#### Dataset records
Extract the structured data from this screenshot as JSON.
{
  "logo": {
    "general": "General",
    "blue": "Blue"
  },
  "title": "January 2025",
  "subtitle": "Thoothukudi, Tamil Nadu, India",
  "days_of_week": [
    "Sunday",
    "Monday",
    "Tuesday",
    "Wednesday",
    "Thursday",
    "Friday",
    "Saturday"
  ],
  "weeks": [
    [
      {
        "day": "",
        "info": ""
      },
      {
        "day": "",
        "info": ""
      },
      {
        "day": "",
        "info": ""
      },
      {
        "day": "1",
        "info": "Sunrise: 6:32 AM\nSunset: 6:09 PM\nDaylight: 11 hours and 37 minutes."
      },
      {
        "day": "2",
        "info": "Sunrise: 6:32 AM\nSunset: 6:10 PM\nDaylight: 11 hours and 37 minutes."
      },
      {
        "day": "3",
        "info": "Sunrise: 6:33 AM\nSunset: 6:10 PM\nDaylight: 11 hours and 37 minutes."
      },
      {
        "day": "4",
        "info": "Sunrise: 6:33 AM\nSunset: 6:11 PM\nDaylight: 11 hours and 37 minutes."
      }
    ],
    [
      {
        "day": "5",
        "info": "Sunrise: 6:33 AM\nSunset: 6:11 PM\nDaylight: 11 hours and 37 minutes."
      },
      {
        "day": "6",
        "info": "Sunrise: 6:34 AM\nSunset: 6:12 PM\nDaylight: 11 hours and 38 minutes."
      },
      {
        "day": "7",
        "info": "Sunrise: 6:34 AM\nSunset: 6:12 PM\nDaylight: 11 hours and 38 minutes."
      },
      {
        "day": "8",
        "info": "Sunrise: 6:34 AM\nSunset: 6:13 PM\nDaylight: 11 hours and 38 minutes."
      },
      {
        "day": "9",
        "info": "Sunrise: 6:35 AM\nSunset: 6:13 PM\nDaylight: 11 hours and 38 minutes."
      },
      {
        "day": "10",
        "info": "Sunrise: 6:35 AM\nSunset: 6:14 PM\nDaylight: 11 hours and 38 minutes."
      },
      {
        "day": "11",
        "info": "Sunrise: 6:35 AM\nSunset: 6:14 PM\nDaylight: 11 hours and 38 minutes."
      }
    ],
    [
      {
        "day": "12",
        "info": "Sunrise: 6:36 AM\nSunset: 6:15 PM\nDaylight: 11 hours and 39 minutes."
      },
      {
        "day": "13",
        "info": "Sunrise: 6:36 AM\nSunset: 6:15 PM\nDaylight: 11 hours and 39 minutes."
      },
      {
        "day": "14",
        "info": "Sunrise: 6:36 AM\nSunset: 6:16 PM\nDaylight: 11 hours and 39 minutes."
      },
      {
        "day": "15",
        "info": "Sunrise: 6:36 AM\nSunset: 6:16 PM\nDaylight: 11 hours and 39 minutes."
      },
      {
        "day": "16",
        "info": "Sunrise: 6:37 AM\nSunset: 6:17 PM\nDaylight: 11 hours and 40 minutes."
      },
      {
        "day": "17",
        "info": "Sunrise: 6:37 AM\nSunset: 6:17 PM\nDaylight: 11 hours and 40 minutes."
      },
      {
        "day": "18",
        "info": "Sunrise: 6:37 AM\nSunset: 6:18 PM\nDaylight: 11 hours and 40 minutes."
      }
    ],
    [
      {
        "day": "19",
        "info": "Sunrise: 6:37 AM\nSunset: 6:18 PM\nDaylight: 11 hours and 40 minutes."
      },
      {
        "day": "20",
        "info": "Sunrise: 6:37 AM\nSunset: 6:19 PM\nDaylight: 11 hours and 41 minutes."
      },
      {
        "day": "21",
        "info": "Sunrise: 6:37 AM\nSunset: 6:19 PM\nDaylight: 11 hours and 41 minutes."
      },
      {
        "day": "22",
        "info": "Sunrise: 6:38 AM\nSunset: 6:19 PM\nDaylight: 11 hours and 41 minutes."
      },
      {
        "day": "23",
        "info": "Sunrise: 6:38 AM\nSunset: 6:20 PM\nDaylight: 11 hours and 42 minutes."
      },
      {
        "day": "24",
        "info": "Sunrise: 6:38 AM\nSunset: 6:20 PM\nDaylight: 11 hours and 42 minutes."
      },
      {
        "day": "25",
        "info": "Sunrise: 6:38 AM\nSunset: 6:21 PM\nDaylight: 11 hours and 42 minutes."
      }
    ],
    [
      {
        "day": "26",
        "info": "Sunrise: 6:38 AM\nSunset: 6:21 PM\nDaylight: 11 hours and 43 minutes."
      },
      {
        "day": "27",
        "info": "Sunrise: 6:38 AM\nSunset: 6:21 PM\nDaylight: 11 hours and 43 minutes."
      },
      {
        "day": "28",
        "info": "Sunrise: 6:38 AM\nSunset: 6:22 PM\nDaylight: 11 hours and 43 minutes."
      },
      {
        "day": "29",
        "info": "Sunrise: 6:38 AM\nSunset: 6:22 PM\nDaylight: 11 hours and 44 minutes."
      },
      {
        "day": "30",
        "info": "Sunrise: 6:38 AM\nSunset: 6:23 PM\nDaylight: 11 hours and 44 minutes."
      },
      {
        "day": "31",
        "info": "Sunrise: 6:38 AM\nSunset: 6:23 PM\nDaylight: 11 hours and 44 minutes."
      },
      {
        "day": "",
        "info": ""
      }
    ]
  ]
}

#### What the task asks
Copy each line of the data exactly, leaving nothing out.

#### Solution for this problem
Extract the structured data from this screenshot as JSON.
{
  "logo": {
    "general": "General",
    "blue": "Blue"
  },
  "title": "January 2025",
  "subtitle": "Thoothukudi, Tamil Nadu, India",
  "days_of_week": [
    "Sunday",
    "Monday",
    "Tuesday",
    "Wednesday",
    "Thursday",
    "Friday",
    "Saturday"
  ],
  "weeks": [
    [
      {
        "day": "",
        "info": ""
      },
      {
        "day": "",
        "info": ""
      },
      {
        "day": "",
        "info": ""
      },
      {
        "day": "1",
        "info": "Sunrise: 6:32 AM\nSunset: 6:09 PM\nDaylight: 11 hours and 37 minutes."
      },
      {
        "day": "2",
        "info": "Sunrise: 6:32 AM\nSunset: 6:10 PM\nDaylight: 11 hours and 37 minutes."
      },
      {
        "day": "3",
        "info": "Sunrise: 6:33 AM\nSunset: 6:10 PM\nDaylight: 11 hours and 37 minutes."
      },
      {
        "day": "4",
        "info": "Sunrise: 6:33 AM\nSunset: 6:11 PM\nDaylight: 11 hours and 37 minutes."
      }
    ],
    [
      {
        "day": "5",
        "info": "Sunrise: 6:33 AM\nSunset: 6:11 PM\nDaylight: 11 hours and 37 minutes."
      },
      {
        "day": "6",
        "info": "Sunrise: 6:34 AM\nSunset: 6:12 PM\nDaylight: 11 hours and 38 minutes."
      },
      {
        "day": "7",
        "info": "Sunrise: 6:34 AM\nSunset: 6:12 PM\nDaylight: 11 hours and 38 minutes."
      },
      {
        "day": "8",
        "info": "Sunrise: 6:34 AM\nSunset: 6:13 PM\nDaylight: 11 hours and 38 minutes."
      },
      {
        "day": "9",
        "info": "Sunrise: 6:35 AM\nSunset: 6:13 PM\nDaylight: 11 hours and 38 minutes."
      },
      {
        "day": "10",
        "info": "Sunrise: 6:35 AM\nSunset: 6:14 PM\nDaylight: 11 hours and 38 minutes."
      },
      {
        "day": "11",
        "info": "Sunrise: 6:35 AM\nSunset: 6:14 PM\nDaylight: 11 hours and 38 minutes."
      }
    ],
    [
      {
        "day": "12",
        "info": "Sunrise: 6:36 AM\nSunset: 6:15 PM\nDaylight: 11 hours and 39 minutes."
      },
      {
        "day": "13",
        "info": "Sunrise: 6:36 AM\nSunset: 6:15 PM\nDaylight: 11 hours and 39 minutes."
      },
      {
        "day": "14",
        "info": "Sunrise: 6:36 AM\nSunset: 6:16 PM\nDaylight: 11 hours and 39 minutes."
      },
      {
        "day": "15",
        "info": "Sunrise: 6:36 AM\nSunset: 6:16 PM\nDaylight: 11 hours and 39 minutes."
      },
      {
        "day": "16",
        "info": "Sunrise: 6:37 AM\nSunset: 6:17 PM\nDaylight: 11 hours and 40 minutes."
      },
      {
        "day": "17",
        "info": "Sunrise: 6:37 AM\nSunset: 6:17 PM\nDaylight: 11 hours and 40 minutes."
      },
      {
        "day": "18",
        "info": "Sunrise: 6:37 AM\nSunset: 6:18 PM\nDaylight: 11 hours and 40 minutes."
      }
    ],
    [
      {
        "day": "19",
        "info": "Sunrise: 6:37 AM\nSunset: 6:18 PM\nDaylight: 11 hours and 40 minutes."
      },
      {
        "day": "20",
        "info": "Sunrise: 6:37 AM\nSunset: 6:19 PM\nDaylight: 11 hours and 41 minutes."
      },
      {
        "day": "21",
        "info": "Sunrise: 6:37 AM\nSunset: 6:19 PM\nDaylight: 11 hours and 41 minutes."
      },
      {
        "day": "22",
        "info": "Sunrise: 6:38 AM\nSunset: 6:19 PM\nDaylight: 11 hours and 41 minutes."
      },
      {
        "day": "23",
        "info": "Sunrise: 6:38 AM\nSunset: 6:20 PM\nDaylight: 11 hours and 42 minutes."
      },
      {
        "day": "24",
        "info": "Sunrise: 6:38 AM\nSunset: 6:20 PM\nDaylight: 11 hours and 42 minutes."
      },
      {
        "day": "25",
        "info": "Sunrise: 6:38 AM\nSunset: 6:21 PM\nDaylight: 11 hours and 42 minutes."
      }
    ],
    [
      {
        "day": "26",
        "info": "Sunrise: 6:38 AM\nSunset: 6:21 PM\nDaylight: 11 hours and 43 minutes."
      },
      {
        "day": "27",
        "info": "Sunrise: 6:38 AM\nSunset: 6:21 PM\nDaylight: 11 hours and 43 minutes."
      },
      {
        "day": "28",
        "info": "Sunrise: 6:38 AM\nSunset: 6:22 PM\nDaylight: 11 hours and 43 minutes."
      },
      {
        "day": "29",
        "info": "Sunrise: 6:38 AM\nSunset: 6:22 PM\nDaylight: 11 hours and 44 minutes."
      },
      {
        "day": "30",
        "info": "Sunrise: 6:38 AM\nSunset: 6:23 PM\nDaylight: 11 hours and 44 minutes."
      },
      {
        "day": "31",
        "info": "Sunrise: 6:38 AM\nSunset: 6:23 PM\nDaylight: 11 hours and 44 minutes."
      },
      {
        "day": "",
        "info": ""
      }
    ]
  ]
}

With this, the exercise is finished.